Data for processing –
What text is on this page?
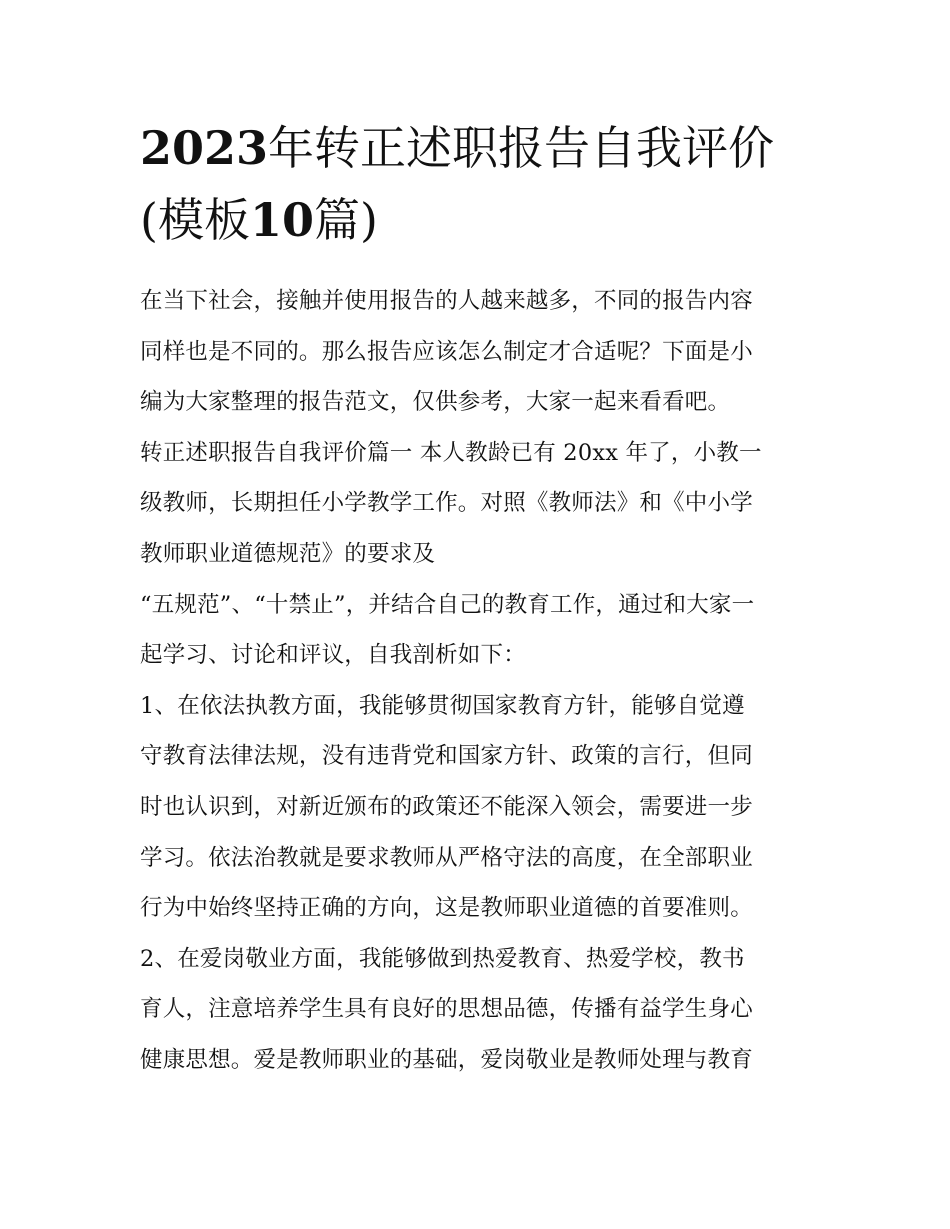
2023年转正述职报告自我评价
(模板10篇)
在当下社会，接触并使用报告的人越来越多，不同的报告内容
同样也是不同的。那么报告应该怎么制定才合适呢？下面是小
编为大家整理的报告范文，仅供参考，大家一起来看看吧。
转正述职报告自我评价篇一 本人教龄已有 20xx 年了，小教一
级教师，长期担任小学教学工作。对照《教师法》和《中小学
教师职业道德规范》的要求及
“五规范”、“十禁止”，并结合自己的教育工作，通过和大家一
起学习、讨论和评议，自我剖析如下：
1、在依法执教方面，我能够贯彻国家教育方针，能够自觉遵
守教育法律法规，没有违背党和国家方针、政策的言行，但同
时也认识到，对新近颁布的政策还不能深入领会，需要进一步
学习。依法治教就是要求教师从严格守法的高度，在全部职业
行为中始终坚持正确的方向，这是教师职业道德的首要准则。
2、在爱岗敬业方面，我能够做到热爱教育、热爱学校，教书
育人，注意培养学生具有良好的思想品德，传播有益学生身心
健康思想。爱是教师职业的基础，爱岗敬业是教师处理与教育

What this task involves – Without the pictures, print the whole listing exactly as given.

Finished task –
What text is on this page?
2023年转正述职报告自我评价
(模板10篇)
在当下社会，接触并使用报告的人越来越多，不同的报告内容
同样也是不同的。那么报告应该怎么制定才合适呢？下面是小
编为大家整理的报告范文，仅供参考，大家一起来看看吧。
转正述职报告自我评价篇一 本人教龄已有 20xx 年了，小教一
级教师，长期担任小学教学工作。对照《教师法》和《中小学
教师职业道德规范》的要求及
“五规范”、“十禁止”，并结合自己的教育工作，通过和大家一
起学习、讨论和评议，自我剖析如下：
1、在依法执教方面，我能够贯彻国家教育方针，能够自觉遵
守教育法律法规，没有违背党和国家方针、政策的言行，但同
时也认识到，对新近颁布的政策还不能深入领会，需要进一步
学习。依法治教就是要求教师从严格守法的高度，在全部职业
行为中始终坚持正确的方向，这是教师职业道德的首要准则。
2、在爱岗敬业方面，我能够做到热爱教育、热爱学校，教书
育人，注意培养学生具有良好的思想品德，传播有益学生身心
健康思想。爱是教师职业的基础，爱岗敬业是教师处理与教育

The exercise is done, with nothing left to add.